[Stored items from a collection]

• • • •

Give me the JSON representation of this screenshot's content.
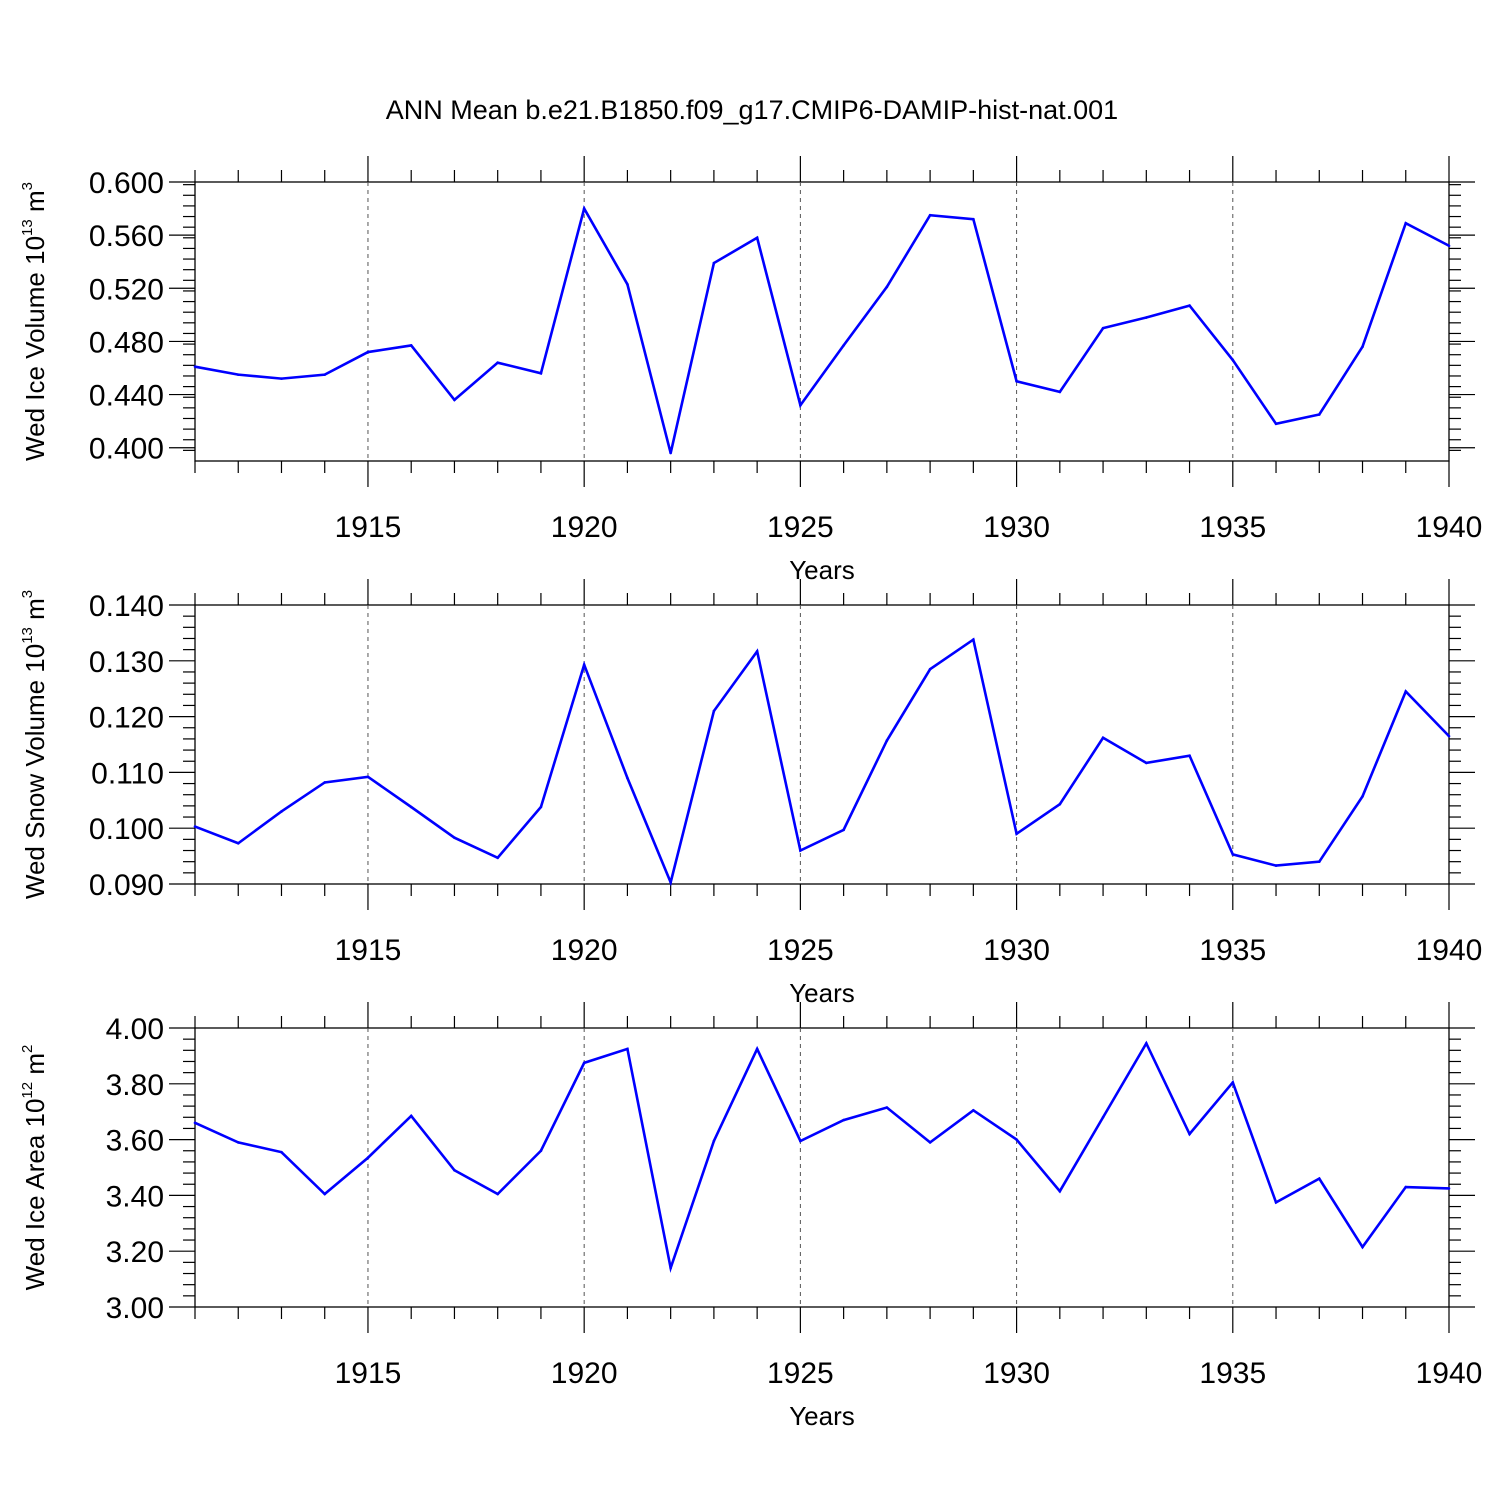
{
  "figure": {
    "title": "ANN Mean b.e21.B1850.f09_g17.CMIP6-DAMIP-hist-nat.001"
  },
  "colors": {
    "line": "#0000ff",
    "axes": "#000000",
    "grid": "#555555"
  },
  "chart_data": [
    {
      "type": "line",
      "ylabel": "Wed Ice Volume 10",
      "ylabel_exp": "13",
      "ylabel_unit": " m",
      "ylabel_unit_exp": "3",
      "xlabel": "Years",
      "xlim": [
        1911,
        1940
      ],
      "ylim": [
        0.39,
        0.6
      ],
      "yticks": [
        0.4,
        0.44,
        0.48,
        0.52,
        0.56,
        0.6
      ],
      "ytick_labels": [
        "0.400",
        "0.440",
        "0.480",
        "0.520",
        "0.560",
        "0.600"
      ],
      "xticks": [
        1915,
        1920,
        1925,
        1930,
        1935,
        1940
      ],
      "xtick_labels": [
        "1915",
        "1920",
        "1925",
        "1930",
        "1935",
        "1940"
      ],
      "grid": "x-dashed",
      "x": [
        1911,
        1912,
        1913,
        1914,
        1915,
        1916,
        1917,
        1918,
        1919,
        1920,
        1921,
        1922,
        1923,
        1924,
        1925,
        1926,
        1927,
        1928,
        1929,
        1930,
        1931,
        1932,
        1933,
        1934,
        1935,
        1936,
        1937,
        1938,
        1939,
        1940
      ],
      "series": [
        {
          "values": [
            0.461,
            0.455,
            0.452,
            0.455,
            0.472,
            0.477,
            0.436,
            0.464,
            0.456,
            0.58,
            0.523,
            0.396,
            0.539,
            0.558,
            0.432,
            0.477,
            0.521,
            0.575,
            0.572,
            0.45,
            0.442,
            0.49,
            0.498,
            0.507,
            0.466,
            0.418,
            0.425,
            0.476,
            0.569,
            0.552
          ]
        }
      ]
    },
    {
      "type": "line",
      "ylabel": "Wed Snow Volume 10",
      "ylabel_exp": "13",
      "ylabel_unit": " m",
      "ylabel_unit_exp": "3",
      "xlabel": "Years",
      "xlim": [
        1911,
        1940
      ],
      "ylim": [
        0.09,
        0.14
      ],
      "yticks": [
        0.09,
        0.1,
        0.11,
        0.12,
        0.13,
        0.14
      ],
      "ytick_labels": [
        "0.090",
        "0.100",
        "0.110",
        "0.120",
        "0.130",
        "0.140"
      ],
      "xticks": [
        1915,
        1920,
        1925,
        1930,
        1935,
        1940
      ],
      "xtick_labels": [
        "1915",
        "1920",
        "1925",
        "1930",
        "1935",
        "1940"
      ],
      "grid": "x-dashed",
      "x": [
        1911,
        1912,
        1913,
        1914,
        1915,
        1916,
        1917,
        1918,
        1919,
        1920,
        1921,
        1922,
        1923,
        1924,
        1925,
        1926,
        1927,
        1928,
        1929,
        1930,
        1931,
        1932,
        1933,
        1934,
        1935,
        1936,
        1937,
        1938,
        1939,
        1940
      ],
      "series": [
        {
          "values": [
            0.1003,
            0.0973,
            0.103,
            0.1082,
            0.1092,
            0.1038,
            0.0983,
            0.0947,
            0.1038,
            0.1293,
            0.109,
            0.0903,
            0.121,
            0.1317,
            0.096,
            0.0997,
            0.1157,
            0.1285,
            0.1338,
            0.099,
            0.1043,
            0.1162,
            0.1117,
            0.113,
            0.0953,
            0.0933,
            0.094,
            0.1057,
            0.1245,
            0.1165
          ]
        }
      ]
    },
    {
      "type": "line",
      "ylabel": "Wed Ice Area 10",
      "ylabel_exp": "12",
      "ylabel_unit": " m",
      "ylabel_unit_exp": "2",
      "xlabel": "Years",
      "xlim": [
        1911,
        1940
      ],
      "ylim": [
        3.0,
        4.0
      ],
      "yticks": [
        3.0,
        3.2,
        3.4,
        3.6,
        3.8,
        4.0
      ],
      "ytick_labels": [
        "3.00",
        "3.20",
        "3.40",
        "3.60",
        "3.80",
        "4.00"
      ],
      "xticks": [
        1915,
        1920,
        1925,
        1930,
        1935,
        1940
      ],
      "xtick_labels": [
        "1915",
        "1920",
        "1925",
        "1930",
        "1935",
        "1940"
      ],
      "grid": "x-dashed",
      "x": [
        1911,
        1912,
        1913,
        1914,
        1915,
        1916,
        1917,
        1918,
        1919,
        1920,
        1921,
        1922,
        1923,
        1924,
        1925,
        1926,
        1927,
        1928,
        1929,
        1930,
        1931,
        1932,
        1933,
        1934,
        1935,
        1936,
        1937,
        1938,
        1939,
        1940
      ],
      "series": [
        {
          "values": [
            3.66,
            3.59,
            3.555,
            3.405,
            3.535,
            3.685,
            3.49,
            3.405,
            3.56,
            3.875,
            3.925,
            3.14,
            3.595,
            3.925,
            3.595,
            3.67,
            3.715,
            3.59,
            3.705,
            3.6,
            3.415,
            3.68,
            3.945,
            3.62,
            3.805,
            3.375,
            3.46,
            3.215,
            3.43,
            3.425
          ]
        }
      ]
    }
  ]
}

• • • •

**Aim**. Repeat everything in the records precisely. Images are excluded from the copy.

**Reply**.
Give me the JSON representation of this screenshot's content.
{
  "figure": {
    "title": "ANN Mean b.e21.B1850.f09_g17.CMIP6-DAMIP-hist-nat.001"
  },
  "colors": {
    "line": "#0000ff",
    "axes": "#000000",
    "grid": "#555555"
  },
  "chart_data": [
    {
      "type": "line",
      "ylabel": "Wed Ice Volume 10",
      "ylabel_exp": "13",
      "ylabel_unit": " m",
      "ylabel_unit_exp": "3",
      "xlabel": "Years",
      "xlim": [
        1911,
        1940
      ],
      "ylim": [
        0.39,
        0.6
      ],
      "yticks": [
        0.4,
        0.44,
        0.48,
        0.52,
        0.56,
        0.6
      ],
      "ytick_labels": [
        "0.400",
        "0.440",
        "0.480",
        "0.520",
        "0.560",
        "0.600"
      ],
      "xticks": [
        1915,
        1920,
        1925,
        1930,
        1935,
        1940
      ],
      "xtick_labels": [
        "1915",
        "1920",
        "1925",
        "1930",
        "1935",
        "1940"
      ],
      "grid": "x-dashed",
      "x": [
        1911,
        1912,
        1913,
        1914,
        1915,
        1916,
        1917,
        1918,
        1919,
        1920,
        1921,
        1922,
        1923,
        1924,
        1925,
        1926,
        1927,
        1928,
        1929,
        1930,
        1931,
        1932,
        1933,
        1934,
        1935,
        1936,
        1937,
        1938,
        1939,
        1940
      ],
      "series": [
        {
          "values": [
            0.461,
            0.455,
            0.452,
            0.455,
            0.472,
            0.477,
            0.436,
            0.464,
            0.456,
            0.58,
            0.523,
            0.396,
            0.539,
            0.558,
            0.432,
            0.477,
            0.521,
            0.575,
            0.572,
            0.45,
            0.442,
            0.49,
            0.498,
            0.507,
            0.466,
            0.418,
            0.425,
            0.476,
            0.569,
            0.552
          ]
        }
      ]
    },
    {
      "type": "line",
      "ylabel": "Wed Snow Volume 10",
      "ylabel_exp": "13",
      "ylabel_unit": " m",
      "ylabel_unit_exp": "3",
      "xlabel": "Years",
      "xlim": [
        1911,
        1940
      ],
      "ylim": [
        0.09,
        0.14
      ],
      "yticks": [
        0.09,
        0.1,
        0.11,
        0.12,
        0.13,
        0.14
      ],
      "ytick_labels": [
        "0.090",
        "0.100",
        "0.110",
        "0.120",
        "0.130",
        "0.140"
      ],
      "xticks": [
        1915,
        1920,
        1925,
        1930,
        1935,
        1940
      ],
      "xtick_labels": [
        "1915",
        "1920",
        "1925",
        "1930",
        "1935",
        "1940"
      ],
      "grid": "x-dashed",
      "x": [
        1911,
        1912,
        1913,
        1914,
        1915,
        1916,
        1917,
        1918,
        1919,
        1920,
        1921,
        1922,
        1923,
        1924,
        1925,
        1926,
        1927,
        1928,
        1929,
        1930,
        1931,
        1932,
        1933,
        1934,
        1935,
        1936,
        1937,
        1938,
        1939,
        1940
      ],
      "series": [
        {
          "values": [
            0.1003,
            0.0973,
            0.103,
            0.1082,
            0.1092,
            0.1038,
            0.0983,
            0.0947,
            0.1038,
            0.1293,
            0.109,
            0.0903,
            0.121,
            0.1317,
            0.096,
            0.0997,
            0.1157,
            0.1285,
            0.1338,
            0.099,
            0.1043,
            0.1162,
            0.1117,
            0.113,
            0.0953,
            0.0933,
            0.094,
            0.1057,
            0.1245,
            0.1165
          ]
        }
      ]
    },
    {
      "type": "line",
      "ylabel": "Wed Ice Area 10",
      "ylabel_exp": "12",
      "ylabel_unit": " m",
      "ylabel_unit_exp": "2",
      "xlabel": "Years",
      "xlim": [
        1911,
        1940
      ],
      "ylim": [
        3.0,
        4.0
      ],
      "yticks": [
        3.0,
        3.2,
        3.4,
        3.6,
        3.8,
        4.0
      ],
      "ytick_labels": [
        "3.00",
        "3.20",
        "3.40",
        "3.60",
        "3.80",
        "4.00"
      ],
      "xticks": [
        1915,
        1920,
        1925,
        1930,
        1935,
        1940
      ],
      "xtick_labels": [
        "1915",
        "1920",
        "1925",
        "1930",
        "1935",
        "1940"
      ],
      "grid": "x-dashed",
      "x": [
        1911,
        1912,
        1913,
        1914,
        1915,
        1916,
        1917,
        1918,
        1919,
        1920,
        1921,
        1922,
        1923,
        1924,
        1925,
        1926,
        1927,
        1928,
        1929,
        1930,
        1931,
        1932,
        1933,
        1934,
        1935,
        1936,
        1937,
        1938,
        1939,
        1940
      ],
      "series": [
        {
          "values": [
            3.66,
            3.59,
            3.555,
            3.405,
            3.535,
            3.685,
            3.49,
            3.405,
            3.56,
            3.875,
            3.925,
            3.14,
            3.595,
            3.925,
            3.595,
            3.67,
            3.715,
            3.59,
            3.705,
            3.6,
            3.415,
            3.68,
            3.945,
            3.62,
            3.805,
            3.375,
            3.46,
            3.215,
            3.43,
            3.425
          ]
        }
      ]
    }
  ]
}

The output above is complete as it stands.